| WHAT THE TASK REQUIRES |
Copy every line that holds "不符合题意".

-- Begin --

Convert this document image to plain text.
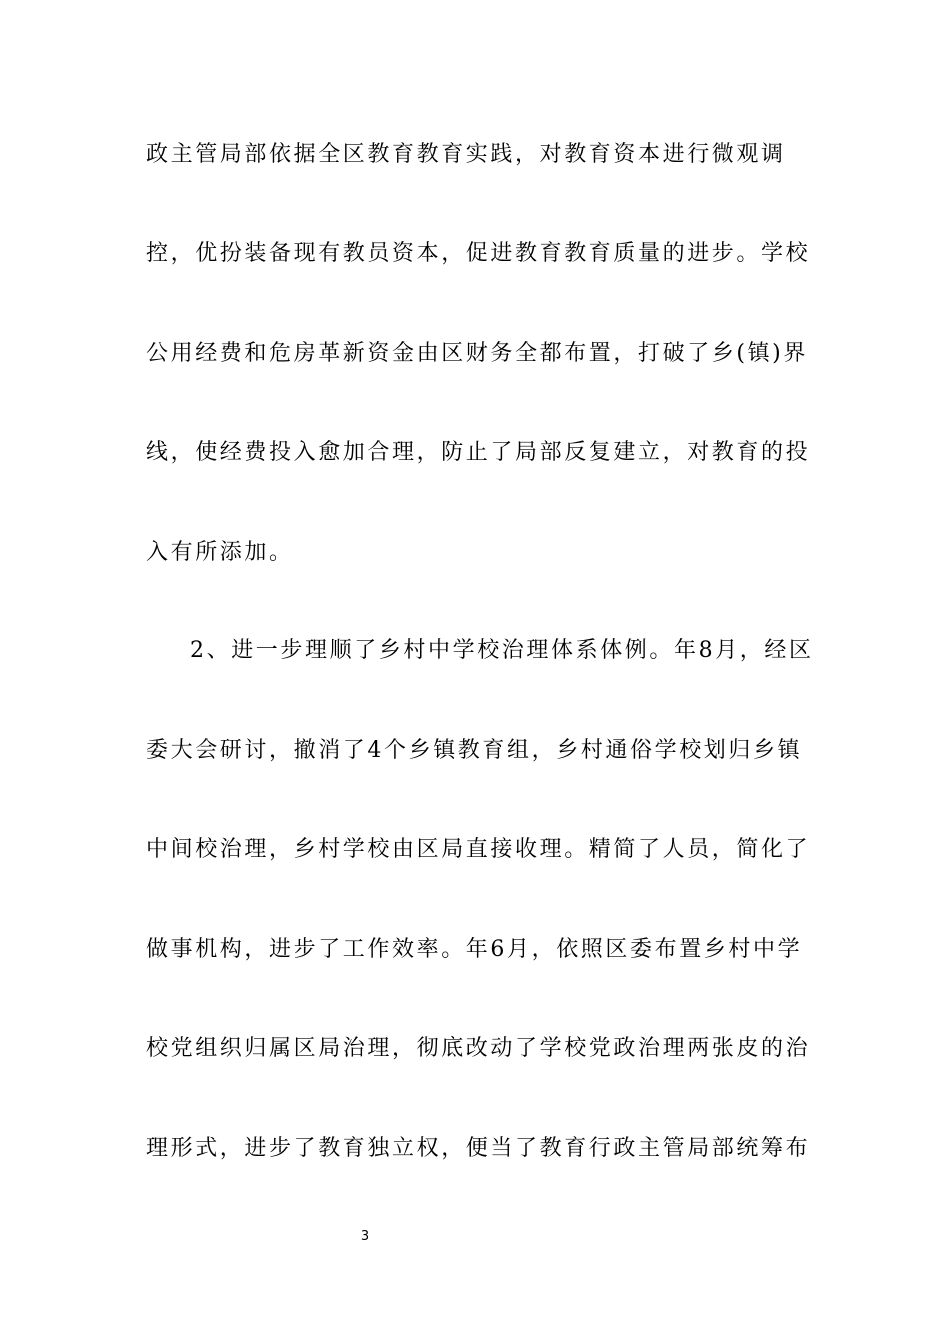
政主管局部依据全区教育教育实践，对教育资本进行微观调
控，优扮装备现有教员资本，促进教育教育质量的进步。学校
公用经费和危房革新资金由区财务全都布置，打破了乡(镇)界
线，使经费投入愈加合理，防止了局部反复建立，对教育的投
入有所添加。
2、进一步理顺了乡村中学校治理体系体例。年8月，经区
委大会研讨，撤消了4个乡镇教育组，乡村通俗学校划归乡镇
中间校治理，乡村学校由区局直接收理。精简了人员，简化了
做事机构，进步了工作效率。年6月，依照区委布置乡村中学
校党组织归属区局治理，彻底改动了学校党政治理两张皮的治
理形式，进步了教育独立权，便当了教育行政主管局部统筹布
3
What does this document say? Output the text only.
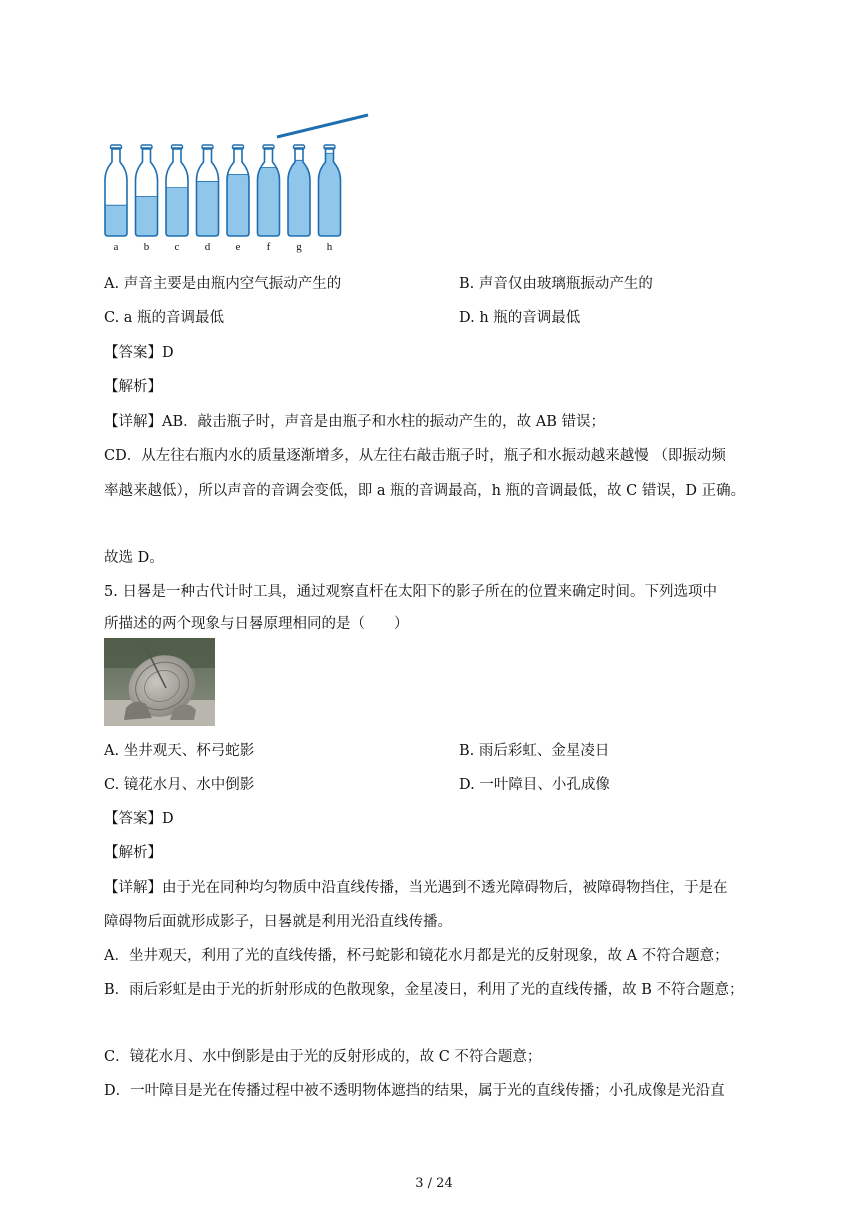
a b c d e f g h
A. 声音主要是由瓶内空气振动产生的	B. 声音仅由玻璃瓶振动产生的
C. a 瓶的音调最低	D. h 瓶的音调最低
【答案】D
【解析】
【详解】AB．敲击瓶子时，声音是由瓶子和水柱的振动产生的，故 AB 错误；
CD．从左往右瓶内水的质量逐渐增多，从左往右敲击瓶子时，瓶子和水振动越来越慢 （即振动频
率越来越低），所以声音的音调会变低，即 a 瓶的音调最高，h 瓶的音调最低，故 C 错误，D 正确。
故选 D。
5. 日晷是一种古代计时工具，通过观察直杆在太阳下的影子所在的位置来确定时间。下列选项中
所描述的两个现象与日晷原理相同的是（　　）
A. 坐井观天、杯弓蛇影	B. 雨后彩虹、金星凌日
C. 镜花水月、水中倒影	D. 一叶障目、小孔成像
【答案】D
【解析】
【详解】由于光在同种均匀物质中沿直线传播，当光遇到不透光障碍物后，被障碍物挡住，于是在
障碍物后面就形成影子，日晷就是利用光沿直线传播。
A．坐井观天，利用了光的直线传播，杯弓蛇影和镜花水月都是光的反射现象，故 A 不符合题意；
B．雨后彩虹是由于光的折射形成的色散现象，金星凌日，利用了光的直线传播，故 B 不符合题意；
C．镜花水月、水中倒影是由于光的反射形成的，故 C 不符合题意；
D．一叶障目是光在传播过程中被不透明物体遮挡的结果，属于光的直线传播；小孔成像是光沿直
3 / 24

-- End --

| EXPECTED ANSWER |
A．坐井观天，利用了光的直线传播，杯弓蛇影和镜花水月都是光的反射现象，故 A 不符合题意；
B．雨后彩虹是由于光的折射形成的色散现象，金星凌日，利用了光的直线传播，故 B 不符合题意；
C．镜花水月、水中倒影是由于光的反射形成的，故 C 不符合题意；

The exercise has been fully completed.